[Collected data entries]
━━━━━━━━━━

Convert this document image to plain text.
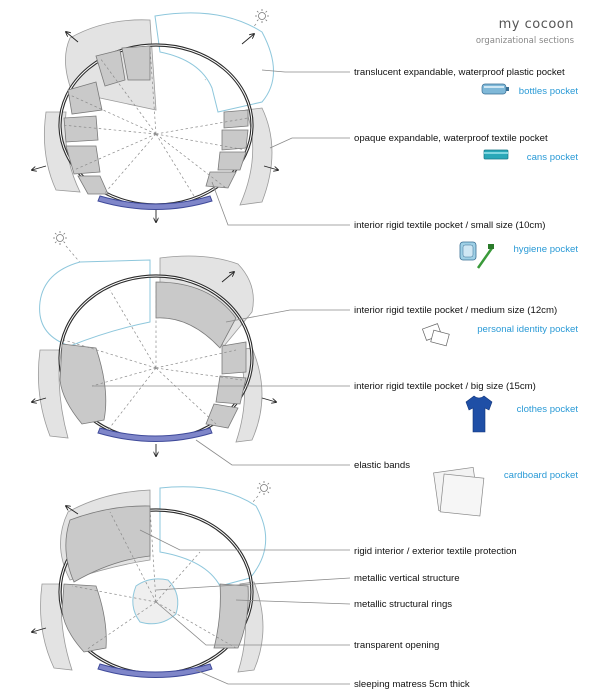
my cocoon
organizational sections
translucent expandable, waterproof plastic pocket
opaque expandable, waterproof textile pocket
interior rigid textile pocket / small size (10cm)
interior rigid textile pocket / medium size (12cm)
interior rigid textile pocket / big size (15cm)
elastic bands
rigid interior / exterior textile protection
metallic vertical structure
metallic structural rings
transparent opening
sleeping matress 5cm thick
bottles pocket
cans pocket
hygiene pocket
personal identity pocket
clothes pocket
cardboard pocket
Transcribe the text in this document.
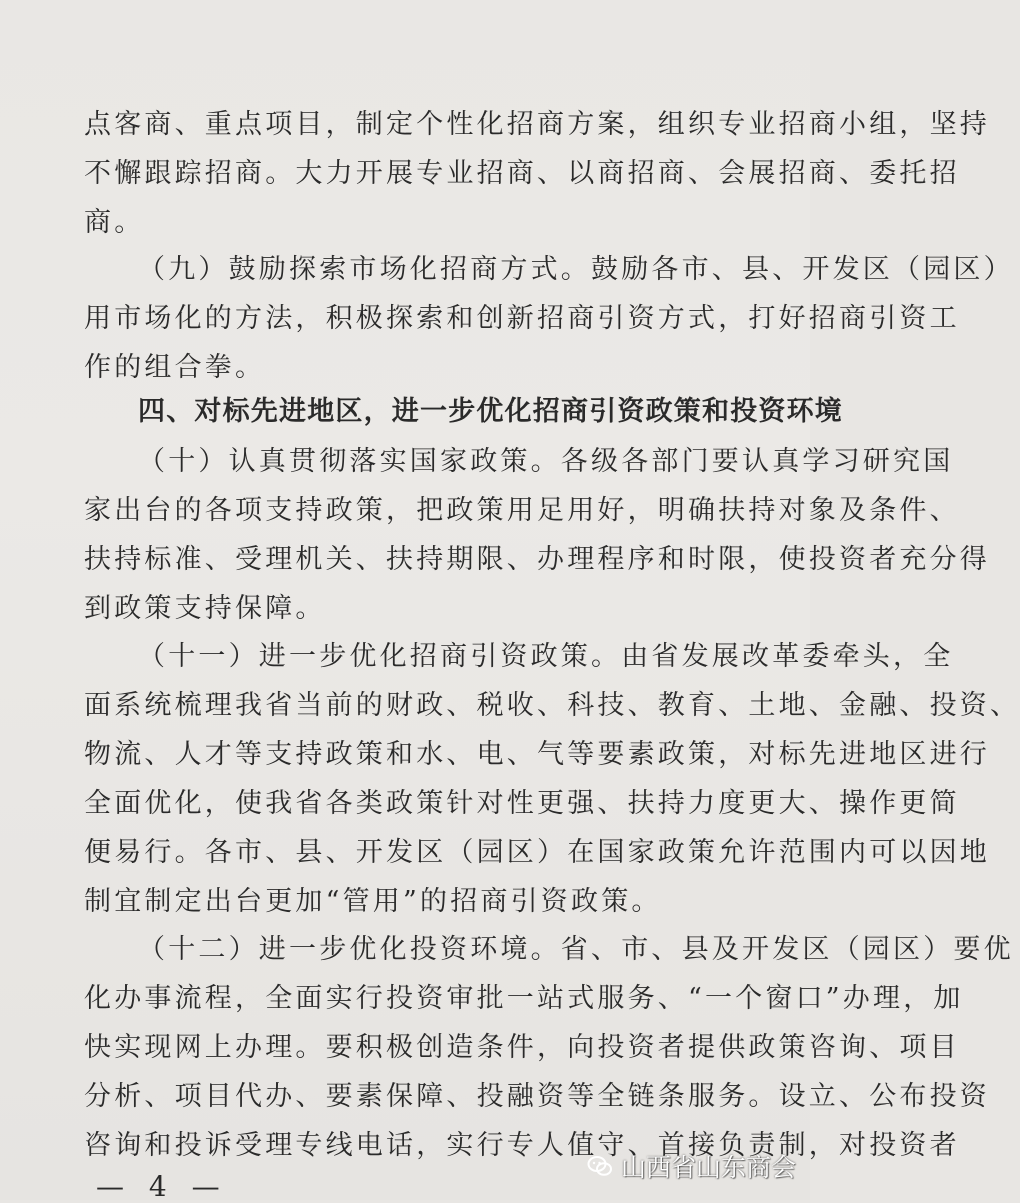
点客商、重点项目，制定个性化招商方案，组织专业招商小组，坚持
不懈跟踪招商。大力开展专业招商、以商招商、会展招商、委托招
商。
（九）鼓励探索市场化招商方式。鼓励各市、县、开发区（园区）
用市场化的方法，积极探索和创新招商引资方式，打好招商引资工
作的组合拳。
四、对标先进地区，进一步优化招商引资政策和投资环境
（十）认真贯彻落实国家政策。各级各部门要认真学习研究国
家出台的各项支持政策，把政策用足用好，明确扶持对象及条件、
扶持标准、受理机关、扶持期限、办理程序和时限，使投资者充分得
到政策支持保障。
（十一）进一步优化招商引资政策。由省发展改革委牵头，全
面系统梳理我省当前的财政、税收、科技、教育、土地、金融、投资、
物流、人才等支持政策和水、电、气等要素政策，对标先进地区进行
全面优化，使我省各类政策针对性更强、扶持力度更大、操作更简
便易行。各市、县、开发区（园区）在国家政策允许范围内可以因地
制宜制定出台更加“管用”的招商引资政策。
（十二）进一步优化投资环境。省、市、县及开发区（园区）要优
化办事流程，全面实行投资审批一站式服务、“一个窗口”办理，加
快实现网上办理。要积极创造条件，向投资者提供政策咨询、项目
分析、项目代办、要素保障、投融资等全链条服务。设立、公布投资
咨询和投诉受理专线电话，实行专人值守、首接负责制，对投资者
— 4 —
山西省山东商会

━━━━━━━━━━

SET EXERCISE:
Repeat each entry above word for word, leaving every picture out.

FINISHED TASK:
Convert this document image to plain text.
my cocoon
organizational sections
translucent expandable, waterproof plastic pocket
opaque expandable, waterproof textile pocket
interior rigid textile pocket / small size (10cm)
interior rigid textile pocket / medium size (12cm)
interior rigid textile pocket / big size (15cm)
elastic bands
rigid interior / exterior textile protection
metallic vertical structure
metallic structural rings
transparent opening
sleeping matress 5cm thick
bottles pocket
cans pocket
hygiene pocket
personal identity pocket
clothes pocket
cardboard pocket
Transcribe the text in this document.
点客商、重点项目，制定个性化招商方案，组织专业招商小组，坚持
不懈跟踪招商。大力开展专业招商、以商招商、会展招商、委托招
商。
（九）鼓励探索市场化招商方式。鼓励各市、县、开发区（园区）
用市场化的方法，积极探索和创新招商引资方式，打好招商引资工
作的组合拳。
四、对标先进地区，进一步优化招商引资政策和投资环境
（十）认真贯彻落实国家政策。各级各部门要认真学习研究国
家出台的各项支持政策，把政策用足用好，明确扶持对象及条件、
扶持标准、受理机关、扶持期限、办理程序和时限，使投资者充分得
到政策支持保障。
（十一）进一步优化招商引资政策。由省发展改革委牵头，全
面系统梳理我省当前的财政、税收、科技、教育、土地、金融、投资、
物流、人才等支持政策和水、电、气等要素政策，对标先进地区进行
全面优化，使我省各类政策针对性更强、扶持力度更大、操作更简
便易行。各市、县、开发区（园区）在国家政策允许范围内可以因地
制宜制定出台更加“管用”的招商引资政策。
（十二）进一步优化投资环境。省、市、县及开发区（园区）要优
化办事流程，全面实行投资审批一站式服务、“一个窗口”办理，加
快实现网上办理。要积极创造条件，向投资者提供政策咨询、项目
分析、项目代办、要素保障、投融资等全链条服务。设立、公布投资
咨询和投诉受理专线电话，实行专人值守、首接负责制，对投资者
— 4 —
山西省山东商会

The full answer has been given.